[Stored data]
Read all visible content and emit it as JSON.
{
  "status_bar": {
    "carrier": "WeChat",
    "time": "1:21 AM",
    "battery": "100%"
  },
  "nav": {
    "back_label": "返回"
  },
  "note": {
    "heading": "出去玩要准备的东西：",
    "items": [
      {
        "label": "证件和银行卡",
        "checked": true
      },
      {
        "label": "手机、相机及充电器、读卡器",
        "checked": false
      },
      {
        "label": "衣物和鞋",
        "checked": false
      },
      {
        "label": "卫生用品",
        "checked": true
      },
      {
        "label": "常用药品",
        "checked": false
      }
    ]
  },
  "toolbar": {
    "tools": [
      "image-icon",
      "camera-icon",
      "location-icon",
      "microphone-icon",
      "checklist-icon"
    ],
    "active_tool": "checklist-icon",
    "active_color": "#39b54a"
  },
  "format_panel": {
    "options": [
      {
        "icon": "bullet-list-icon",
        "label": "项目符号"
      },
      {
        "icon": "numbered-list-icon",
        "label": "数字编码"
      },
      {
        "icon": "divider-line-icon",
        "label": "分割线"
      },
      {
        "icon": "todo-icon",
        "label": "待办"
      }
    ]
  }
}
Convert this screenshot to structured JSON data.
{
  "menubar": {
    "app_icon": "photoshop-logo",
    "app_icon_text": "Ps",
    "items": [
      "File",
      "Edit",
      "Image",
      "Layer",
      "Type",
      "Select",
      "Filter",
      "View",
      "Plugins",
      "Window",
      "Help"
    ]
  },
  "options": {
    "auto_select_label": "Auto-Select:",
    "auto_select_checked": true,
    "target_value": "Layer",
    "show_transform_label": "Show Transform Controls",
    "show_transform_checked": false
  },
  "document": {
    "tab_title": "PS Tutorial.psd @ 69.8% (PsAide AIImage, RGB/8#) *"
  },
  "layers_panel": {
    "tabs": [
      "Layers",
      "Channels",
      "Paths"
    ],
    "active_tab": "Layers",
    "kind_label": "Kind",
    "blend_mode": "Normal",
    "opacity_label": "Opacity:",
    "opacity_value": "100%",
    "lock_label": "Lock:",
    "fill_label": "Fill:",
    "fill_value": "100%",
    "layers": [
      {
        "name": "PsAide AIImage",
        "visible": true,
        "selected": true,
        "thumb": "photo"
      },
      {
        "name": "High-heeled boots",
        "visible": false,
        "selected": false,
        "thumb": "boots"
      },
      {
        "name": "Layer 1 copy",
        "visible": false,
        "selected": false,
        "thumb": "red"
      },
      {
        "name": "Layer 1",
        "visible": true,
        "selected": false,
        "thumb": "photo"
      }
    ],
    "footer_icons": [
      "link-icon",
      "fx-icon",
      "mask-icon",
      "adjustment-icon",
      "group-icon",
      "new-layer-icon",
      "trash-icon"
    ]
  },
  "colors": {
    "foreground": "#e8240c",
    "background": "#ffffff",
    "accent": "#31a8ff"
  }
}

• **What the task requires**
Repeat the whole listing exactly, keeping every line intact.

• **Answer below**
Read all visible content and emit it as JSON.
{
  "status_bar": {
    "carrier": "WeChat",
    "time": "1:21 AM",
    "battery": "100%"
  },
  "nav": {
    "back_label": "返回"
  },
  "note": {
    "heading": "出去玩要准备的东西：",
    "items": [
      {
        "label": "证件和银行卡",
        "checked": true
      },
      {
        "label": "手机、相机及充电器、读卡器",
        "checked": false
      },
      {
        "label": "衣物和鞋",
        "checked": false
      },
      {
        "label": "卫生用品",
        "checked": true
      },
      {
        "label": "常用药品",
        "checked": false
      }
    ]
  },
  "toolbar": {
    "tools": [
      "image-icon",
      "camera-icon",
      "location-icon",
      "microphone-icon",
      "checklist-icon"
    ],
    "active_tool": "checklist-icon",
    "active_color": "#39b54a"
  },
  "format_panel": {
    "options": [
      {
        "icon": "bullet-list-icon",
        "label": "项目符号"
      },
      {
        "icon": "numbered-list-icon",
        "label": "数字编码"
      },
      {
        "icon": "divider-line-icon",
        "label": "分割线"
      },
      {
        "icon": "todo-icon",
        "label": "待办"
      }
    ]
  }
}
Convert this screenshot to structured JSON data.
{
  "menubar": {
    "app_icon": "photoshop-logo",
    "app_icon_text": "Ps",
    "items": [
      "File",
      "Edit",
      "Image",
      "Layer",
      "Type",
      "Select",
      "Filter",
      "View",
      "Plugins",
      "Window",
      "Help"
    ]
  },
  "options": {
    "auto_select_label": "Auto-Select:",
    "auto_select_checked": true,
    "target_value": "Layer",
    "show_transform_label": "Show Transform Controls",
    "show_transform_checked": false
  },
  "document": {
    "tab_title": "PS Tutorial.psd @ 69.8% (PsAide AIImage, RGB/8#) *"
  },
  "layers_panel": {
    "tabs": [
      "Layers",
      "Channels",
      "Paths"
    ],
    "active_tab": "Layers",
    "kind_label": "Kind",
    "blend_mode": "Normal",
    "opacity_label": "Opacity:",
    "opacity_value": "100%",
    "lock_label": "Lock:",
    "fill_label": "Fill:",
    "fill_value": "100%",
    "layers": [
      {
        "name": "PsAide AIImage",
        "visible": true,
        "selected": true,
        "thumb": "photo"
      },
      {
        "name": "High-heeled boots",
        "visible": false,
        "selected": false,
        "thumb": "boots"
      },
      {
        "name": "Layer 1 copy",
        "visible": false,
        "selected": false,
        "thumb": "red"
      },
      {
        "name": "Layer 1",
        "visible": true,
        "selected": false,
        "thumb": "photo"
      }
    ],
    "footer_icons": [
      "link-icon",
      "fx-icon",
      "mask-icon",
      "adjustment-icon",
      "group-icon",
      "new-layer-icon",
      "trash-icon"
    ]
  },
  "colors": {
    "foreground": "#e8240c",
    "background": "#ffffff",
    "accent": "#31a8ff"
  }
}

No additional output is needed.